■ INFORMATION PROVIDED:
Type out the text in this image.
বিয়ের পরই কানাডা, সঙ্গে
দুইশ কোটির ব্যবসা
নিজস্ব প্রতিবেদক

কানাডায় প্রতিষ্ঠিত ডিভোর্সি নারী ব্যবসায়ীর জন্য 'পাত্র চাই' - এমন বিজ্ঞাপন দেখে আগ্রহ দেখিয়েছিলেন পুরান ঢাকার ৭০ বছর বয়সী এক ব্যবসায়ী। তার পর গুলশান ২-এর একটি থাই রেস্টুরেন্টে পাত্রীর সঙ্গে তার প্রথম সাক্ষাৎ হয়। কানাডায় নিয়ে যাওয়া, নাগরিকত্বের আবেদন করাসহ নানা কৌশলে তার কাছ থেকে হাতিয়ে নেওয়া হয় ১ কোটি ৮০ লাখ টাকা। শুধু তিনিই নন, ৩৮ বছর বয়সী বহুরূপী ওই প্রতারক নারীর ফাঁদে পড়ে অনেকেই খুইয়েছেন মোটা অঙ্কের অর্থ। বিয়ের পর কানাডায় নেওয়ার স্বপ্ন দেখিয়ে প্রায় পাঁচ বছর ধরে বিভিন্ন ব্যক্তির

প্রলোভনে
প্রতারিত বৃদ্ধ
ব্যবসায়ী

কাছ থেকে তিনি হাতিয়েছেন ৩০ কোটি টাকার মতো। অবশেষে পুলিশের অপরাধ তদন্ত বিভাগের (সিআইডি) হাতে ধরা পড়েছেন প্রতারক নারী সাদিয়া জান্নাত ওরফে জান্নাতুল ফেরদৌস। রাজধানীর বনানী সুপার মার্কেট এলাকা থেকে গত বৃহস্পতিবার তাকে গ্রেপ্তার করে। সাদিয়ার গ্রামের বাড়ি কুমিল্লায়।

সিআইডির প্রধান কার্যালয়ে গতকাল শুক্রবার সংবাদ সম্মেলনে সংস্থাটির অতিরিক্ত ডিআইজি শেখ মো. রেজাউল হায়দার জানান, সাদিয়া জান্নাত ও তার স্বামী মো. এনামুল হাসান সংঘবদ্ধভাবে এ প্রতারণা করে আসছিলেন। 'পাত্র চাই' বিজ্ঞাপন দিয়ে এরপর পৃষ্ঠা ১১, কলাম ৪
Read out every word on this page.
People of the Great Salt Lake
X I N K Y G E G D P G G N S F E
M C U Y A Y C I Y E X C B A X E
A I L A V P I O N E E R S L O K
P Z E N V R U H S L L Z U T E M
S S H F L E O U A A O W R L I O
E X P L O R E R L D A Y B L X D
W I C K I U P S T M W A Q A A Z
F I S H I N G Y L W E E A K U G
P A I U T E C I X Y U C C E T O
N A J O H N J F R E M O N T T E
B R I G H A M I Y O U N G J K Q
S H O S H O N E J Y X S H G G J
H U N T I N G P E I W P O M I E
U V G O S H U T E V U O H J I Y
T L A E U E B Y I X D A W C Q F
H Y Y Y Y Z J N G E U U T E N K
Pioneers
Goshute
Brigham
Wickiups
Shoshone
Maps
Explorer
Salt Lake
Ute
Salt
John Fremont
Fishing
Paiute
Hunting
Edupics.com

■ THE EXERCISE: Collect, from the material above, every line containing the word "this".

■ TASK OUTPUT:
Type out the text in this image.
Read out every word on this page.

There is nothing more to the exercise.